Written task:
Below is the data. Give it again, complete and exact.

Data entries for graphics:
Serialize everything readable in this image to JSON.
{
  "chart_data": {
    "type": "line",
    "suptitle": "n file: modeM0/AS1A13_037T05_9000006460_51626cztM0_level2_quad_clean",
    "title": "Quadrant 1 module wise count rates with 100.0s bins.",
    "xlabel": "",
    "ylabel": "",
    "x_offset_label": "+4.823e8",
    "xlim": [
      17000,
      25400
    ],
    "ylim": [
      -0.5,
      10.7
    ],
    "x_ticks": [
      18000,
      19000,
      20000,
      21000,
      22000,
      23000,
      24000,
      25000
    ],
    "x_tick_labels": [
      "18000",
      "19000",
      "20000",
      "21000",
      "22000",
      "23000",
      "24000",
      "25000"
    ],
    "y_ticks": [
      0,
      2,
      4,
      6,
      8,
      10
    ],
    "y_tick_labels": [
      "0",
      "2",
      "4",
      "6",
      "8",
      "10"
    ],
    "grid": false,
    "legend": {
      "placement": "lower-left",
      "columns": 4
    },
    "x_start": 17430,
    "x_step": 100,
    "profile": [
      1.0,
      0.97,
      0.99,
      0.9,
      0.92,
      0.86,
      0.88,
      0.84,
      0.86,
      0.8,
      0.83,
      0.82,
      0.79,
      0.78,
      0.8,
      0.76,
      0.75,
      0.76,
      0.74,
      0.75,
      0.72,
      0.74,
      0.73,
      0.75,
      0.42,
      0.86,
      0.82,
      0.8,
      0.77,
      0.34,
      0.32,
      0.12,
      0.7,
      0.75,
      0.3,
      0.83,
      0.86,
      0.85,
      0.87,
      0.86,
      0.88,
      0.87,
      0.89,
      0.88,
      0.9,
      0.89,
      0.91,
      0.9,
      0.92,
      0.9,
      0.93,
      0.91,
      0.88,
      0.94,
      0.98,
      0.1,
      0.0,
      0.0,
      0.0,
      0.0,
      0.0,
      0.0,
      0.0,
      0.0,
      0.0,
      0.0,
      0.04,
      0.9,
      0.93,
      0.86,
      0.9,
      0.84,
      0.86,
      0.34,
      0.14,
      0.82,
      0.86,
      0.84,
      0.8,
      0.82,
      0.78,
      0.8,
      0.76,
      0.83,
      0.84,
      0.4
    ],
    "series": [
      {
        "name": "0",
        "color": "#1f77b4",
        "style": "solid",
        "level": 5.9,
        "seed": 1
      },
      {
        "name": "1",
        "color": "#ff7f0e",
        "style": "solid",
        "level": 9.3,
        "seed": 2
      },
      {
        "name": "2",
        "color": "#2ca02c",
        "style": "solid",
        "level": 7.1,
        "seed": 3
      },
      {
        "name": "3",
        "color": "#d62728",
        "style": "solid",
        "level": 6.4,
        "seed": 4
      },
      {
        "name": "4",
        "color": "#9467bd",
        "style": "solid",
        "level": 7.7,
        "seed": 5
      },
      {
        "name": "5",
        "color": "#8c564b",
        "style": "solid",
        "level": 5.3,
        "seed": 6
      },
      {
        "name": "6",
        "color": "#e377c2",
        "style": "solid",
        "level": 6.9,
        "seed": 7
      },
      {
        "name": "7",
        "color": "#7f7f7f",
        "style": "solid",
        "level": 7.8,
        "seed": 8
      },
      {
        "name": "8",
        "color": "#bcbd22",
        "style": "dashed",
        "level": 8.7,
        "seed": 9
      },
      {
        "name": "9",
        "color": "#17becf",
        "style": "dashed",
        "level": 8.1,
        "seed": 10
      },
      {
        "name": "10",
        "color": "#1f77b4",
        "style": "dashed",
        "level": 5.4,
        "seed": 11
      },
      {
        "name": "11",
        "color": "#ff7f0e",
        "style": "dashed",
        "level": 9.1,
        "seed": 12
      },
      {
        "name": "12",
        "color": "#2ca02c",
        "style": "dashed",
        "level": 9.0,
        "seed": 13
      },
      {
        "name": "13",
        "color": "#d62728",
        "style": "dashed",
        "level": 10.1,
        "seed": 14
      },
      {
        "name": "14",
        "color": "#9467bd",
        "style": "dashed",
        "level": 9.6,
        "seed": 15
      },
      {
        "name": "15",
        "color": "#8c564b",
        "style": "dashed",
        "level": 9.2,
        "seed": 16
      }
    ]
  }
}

Complete response:
Serialize everything readable in this image to JSON.
{
  "chart_data": {
    "type": "line",
    "suptitle": "n file: modeM0/AS1A13_037T05_9000006460_51626cztM0_level2_quad_clean",
    "title": "Quadrant 1 module wise count rates with 100.0s bins.",
    "xlabel": "",
    "ylabel": "",
    "x_offset_label": "+4.823e8",
    "xlim": [
      17000,
      25400
    ],
    "ylim": [
      -0.5,
      10.7
    ],
    "x_ticks": [
      18000,
      19000,
      20000,
      21000,
      22000,
      23000,
      24000,
      25000
    ],
    "x_tick_labels": [
      "18000",
      "19000",
      "20000",
      "21000",
      "22000",
      "23000",
      "24000",
      "25000"
    ],
    "y_ticks": [
      0,
      2,
      4,
      6,
      8,
      10
    ],
    "y_tick_labels": [
      "0",
      "2",
      "4",
      "6",
      "8",
      "10"
    ],
    "grid": false,
    "legend": {
      "placement": "lower-left",
      "columns": 4
    },
    "x_start": 17430,
    "x_step": 100,
    "profile": [
      1.0,
      0.97,
      0.99,
      0.9,
      0.92,
      0.86,
      0.88,
      0.84,
      0.86,
      0.8,
      0.83,
      0.82,
      0.79,
      0.78,
      0.8,
      0.76,
      0.75,
      0.76,
      0.74,
      0.75,
      0.72,
      0.74,
      0.73,
      0.75,
      0.42,
      0.86,
      0.82,
      0.8,
      0.77,
      0.34,
      0.32,
      0.12,
      0.7,
      0.75,
      0.3,
      0.83,
      0.86,
      0.85,
      0.87,
      0.86,
      0.88,
      0.87,
      0.89,
      0.88,
      0.9,
      0.89,
      0.91,
      0.9,
      0.92,
      0.9,
      0.93,
      0.91,
      0.88,
      0.94,
      0.98,
      0.1,
      0.0,
      0.0,
      0.0,
      0.0,
      0.0,
      0.0,
      0.0,
      0.0,
      0.0,
      0.0,
      0.04,
      0.9,
      0.93,
      0.86,
      0.9,
      0.84,
      0.86,
      0.34,
      0.14,
      0.82,
      0.86,
      0.84,
      0.8,
      0.82,
      0.78,
      0.8,
      0.76,
      0.83,
      0.84,
      0.4
    ],
    "series": [
      {
        "name": "0",
        "color": "#1f77b4",
        "style": "solid",
        "level": 5.9,
        "seed": 1
      },
      {
        "name": "1",
        "color": "#ff7f0e",
        "style": "solid",
        "level": 9.3,
        "seed": 2
      },
      {
        "name": "2",
        "color": "#2ca02c",
        "style": "solid",
        "level": 7.1,
        "seed": 3
      },
      {
        "name": "3",
        "color": "#d62728",
        "style": "solid",
        "level": 6.4,
        "seed": 4
      },
      {
        "name": "4",
        "color": "#9467bd",
        "style": "solid",
        "level": 7.7,
        "seed": 5
      },
      {
        "name": "5",
        "color": "#8c564b",
        "style": "solid",
        "level": 5.3,
        "seed": 6
      },
      {
        "name": "6",
        "color": "#e377c2",
        "style": "solid",
        "level": 6.9,
        "seed": 7
      },
      {
        "name": "7",
        "color": "#7f7f7f",
        "style": "solid",
        "level": 7.8,
        "seed": 8
      },
      {
        "name": "8",
        "color": "#bcbd22",
        "style": "dashed",
        "level": 8.7,
        "seed": 9
      },
      {
        "name": "9",
        "color": "#17becf",
        "style": "dashed",
        "level": 8.1,
        "seed": 10
      },
      {
        "name": "10",
        "color": "#1f77b4",
        "style": "dashed",
        "level": 5.4,
        "seed": 11
      },
      {
        "name": "11",
        "color": "#ff7f0e",
        "style": "dashed",
        "level": 9.1,
        "seed": 12
      },
      {
        "name": "12",
        "color": "#2ca02c",
        "style": "dashed",
        "level": 9.0,
        "seed": 13
      },
      {
        "name": "13",
        "color": "#d62728",
        "style": "dashed",
        "level": 10.1,
        "seed": 14
      },
      {
        "name": "14",
        "color": "#9467bd",
        "style": "dashed",
        "level": 9.6,
        "seed": 15
      },
      {
        "name": "15",
        "color": "#8c564b",
        "style": "dashed",
        "level": 9.2,
        "seed": 16
      }
    ]
  }
}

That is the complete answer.